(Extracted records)
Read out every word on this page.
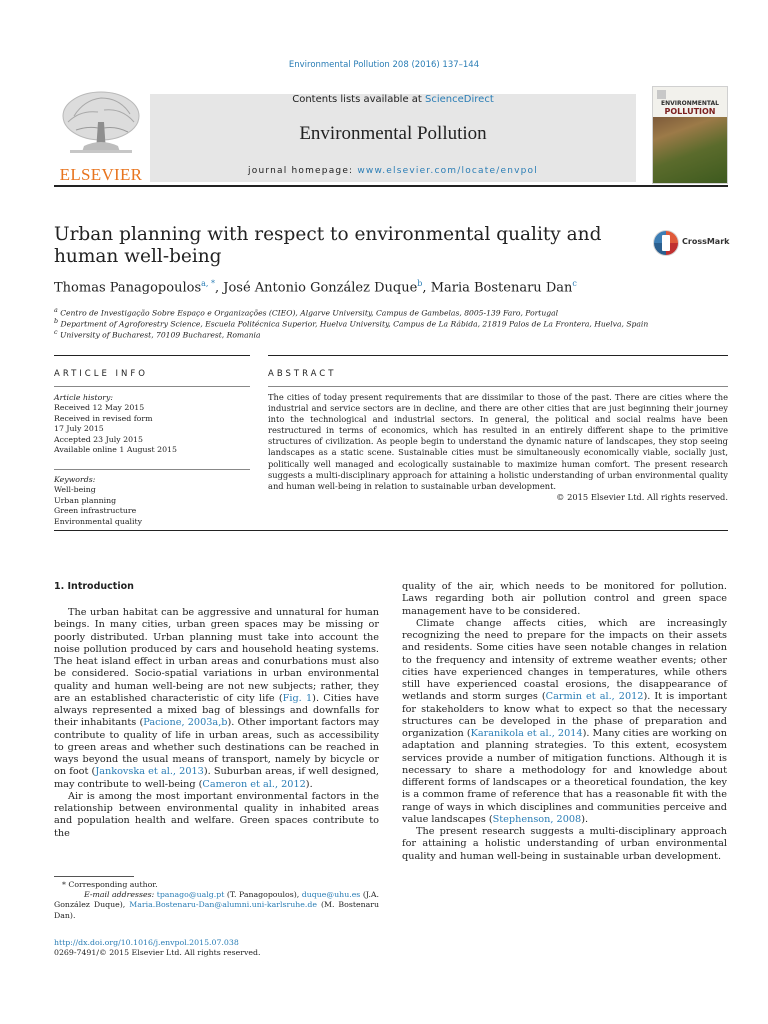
Environmental Pollution 208 (2016) 137–144
ELSEVIER
Contents lists available at ScienceDirect
Environmental Pollution
journal homepage: www.elsevier.com/locate/envpol
ENVIRONMENTAL
POLLUTION
Urban planning with respect to environmental quality and human well-being
CrossMark
Thomas Panagopoulos$^{a, *}$, José Antonio González Duque$^b$, Maria Bostenaru Dan$^c$
$^a$ Centro de Investigação Sobre Espaço e Organizações (CIEO), Algarve University, Campus de Gambelas, 8005-139 Faro, Portugal
$^b$ Department of Agroforestry Science, Escuela Politécnica Superior, Huelva University, Campus de La Rábida, 21819 Palos de La Frontera, Huelva, Spain
$^c$ University of Bucharest, 70109 Bucharest, Romania
ARTICLE INFO
Article history:
Received 12 May 2015
Received in revised form
17 July 2015
Accepted 23 July 2015
Available online 1 August 2015
Keywords:
Well-being
Urban planning
Green infrastructure
Environmental quality
ABSTRACT
The cities of today present requirements that are dissimilar to those of the past. There are cities where the industrial and service sectors are in decline, and there are other cities that are just beginning their journey into the technological and industrial sectors. In general, the political and social realms have been restructured in terms of economics, which has resulted in an entirely different shape to the primitive structures of civilization. As people begin to understand the dynamic nature of landscapes, they stop seeing landscapes as a static scene. Sustainable cities must be simultaneously economically viable, socially just, politically well managed and ecologically sustainable to maximize human comfort. The present research suggests a multi-disciplinary approach for attaining a holistic understanding of urban environmental quality and human well-being in relation to sustainable urban development.
© 2015 Elsevier Ltd. All rights reserved.
1. Introduction

The urban habitat can be aggressive and unnatural for human beings. In many cities, urban green spaces may be missing or poorly distributed. Urban planning must take into account the noise pollution produced by cars and household heating systems. The heat island effect in urban areas and conurbations must also be considered. Socio-spatial variations in urban environmental quality and human well-being are not new subjects; rather, they are an established characteristic of city life (Fig. 1). Cities have always represented a mixed bag of blessings and downfalls for their inhabitants (Pacione, 2003a,b). Other important factors may contribute to quality of life in urban areas, such as accessibility to green areas and whether such destinations can be reached in ways beyond the usual means of transport, namely by bicycle or on foot (Jankovska et al., 2013). Suburban areas, if well designed, may contribute to well-being (Cameron et al., 2012).

Air is among the most important environmental factors in the relationship between environmental quality in inhabited areas and population health and welfare. Green spaces contribute to the

* Corresponding author.
E-mail addresses: tpanago@ualg.pt (T. Panagopoulos), duque@uhu.es (J.A. González Duque), Maria.Bostenaru-Dan@alumni.uni-karlsruhe.de (M. Bostenaru Dan).
http://dx.doi.org/10.1016/j.envpol.2015.07.038
0269-7491/© 2015 Elsevier Ltd. All rights reserved.

quality of the air, which needs to be monitored for pollution. Laws regarding both air pollution control and green space management have to be considered.

Climate change affects cities, which are increasingly recognizing the need to prepare for the impacts on their assets and residents. Some cities have seen notable changes in relation to the frequency and intensity of extreme weather events; other cities have experienced changes in temperatures, while others still have experienced coastal erosions, the disappearance of wetlands and storm surges (Carmin et al., 2012). It is important for stakeholders to know what to expect so that the necessary structures can be developed in the phase of preparation and organization (Karanikola et al., 2014). Many cities are working on adaptation and planning strategies. To this extent, ecosystem services provide a number of mitigation functions. Although it is necessary to share a methodology for and knowledge about different forms of landscapes or a theoretical foundation, the key is a common frame of reference that has a reasonable fit with the range of ways in which disciplines and communities perceive and value landscapes (Stephenson, 2008).

The present research suggests a multi-disciplinary approach for attaining a holistic understanding of urban environmental quality and human well-being in sustainable urban development.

* [Exercise]: Transcribe the whole listing exactly. Pictures stay out of your copy.

* [Final answer]:
Read out every word on this page.
Environmental Pollution 208 (2016) 137–144
ELSEVIER
Contents lists available at ScienceDirect
Environmental Pollution
journal homepage: www.elsevier.com/locate/envpol
ENVIRONMENTAL
POLLUTION
Urban planning with respect to environmental quality and human well-being
CrossMark
Thomas Panagopoulos$^{a, *}$, José Antonio González Duque$^b$, Maria Bostenaru Dan$^c$
$^a$ Centro de Investigação Sobre Espaço e Organizações (CIEO), Algarve University, Campus de Gambelas, 8005-139 Faro, Portugal
$^b$ Department of Agroforestry Science, Escuela Politécnica Superior, Huelva University, Campus de La Rábida, 21819 Palos de La Frontera, Huelva, Spain
$^c$ University of Bucharest, 70109 Bucharest, Romania
ARTICLE INFO
Article history:
Received 12 May 2015
Received in revised form
17 July 2015
Accepted 23 July 2015
Available online 1 August 2015
Keywords:
Well-being
Urban planning
Green infrastructure
Environmental quality
ABSTRACT
The cities of today present requirements that are dissimilar to those of the past. There are cities where the industrial and service sectors are in decline, and there are other cities that are just beginning their journey into the technological and industrial sectors. In general, the political and social realms have been restructured in terms of economics, which has resulted in an entirely different shape to the primitive structures of civilization. As people begin to understand the dynamic nature of landscapes, they stop seeing landscapes as a static scene. Sustainable cities must be simultaneously economically viable, socially just, politically well managed and ecologically sustainable to maximize human comfort. The present research suggests a multi-disciplinary approach for attaining a holistic understanding of urban environmental quality and human well-being in relation to sustainable urban development.
© 2015 Elsevier Ltd. All rights reserved.
1. Introduction

The urban habitat can be aggressive and unnatural for human beings. In many cities, urban green spaces may be missing or poorly distributed. Urban planning must take into account the noise pollution produced by cars and household heating systems. The heat island effect in urban areas and conurbations must also be considered. Socio-spatial variations in urban environmental quality and human well-being are not new subjects; rather, they are an established characteristic of city life (Fig. 1). Cities have always represented a mixed bag of blessings and downfalls for their inhabitants (Pacione, 2003a,b). Other important factors may contribute to quality of life in urban areas, such as accessibility to green areas and whether such destinations can be reached in ways beyond the usual means of transport, namely by bicycle or on foot (Jankovska et al., 2013). Suburban areas, if well designed, may contribute to well-being (Cameron et al., 2012).

Air is among the most important environmental factors in the relationship between environmental quality in inhabited areas and population health and welfare. Green spaces contribute to the

* Corresponding author.
E-mail addresses: tpanago@ualg.pt (T. Panagopoulos), duque@uhu.es (J.A. González Duque), Maria.Bostenaru-Dan@alumni.uni-karlsruhe.de (M. Bostenaru Dan).
http://dx.doi.org/10.1016/j.envpol.2015.07.038
0269-7491/© 2015 Elsevier Ltd. All rights reserved.

quality of the air, which needs to be monitored for pollution. Laws regarding both air pollution control and green space management have to be considered.

Climate change affects cities, which are increasingly recognizing the need to prepare for the impacts on their assets and residents. Some cities have seen notable changes in relation to the frequency and intensity of extreme weather events; other cities have experienced changes in temperatures, while others still have experienced coastal erosions, the disappearance of wetlands and storm surges (Carmin et al., 2012). It is important for stakeholders to know what to expect so that the necessary structures can be developed in the phase of preparation and organization (Karanikola et al., 2014). Many cities are working on adaptation and planning strategies. To this extent, ecosystem services provide a number of mitigation functions. Although it is necessary to share a methodology for and knowledge about different forms of landscapes or a theoretical foundation, the key is a common frame of reference that has a reasonable fit with the range of ways in which disciplines and communities perceive and value landscapes (Stephenson, 2008).

The present research suggests a multi-disciplinary approach for attaining a holistic understanding of urban environmental quality and human well-being in sustainable urban development.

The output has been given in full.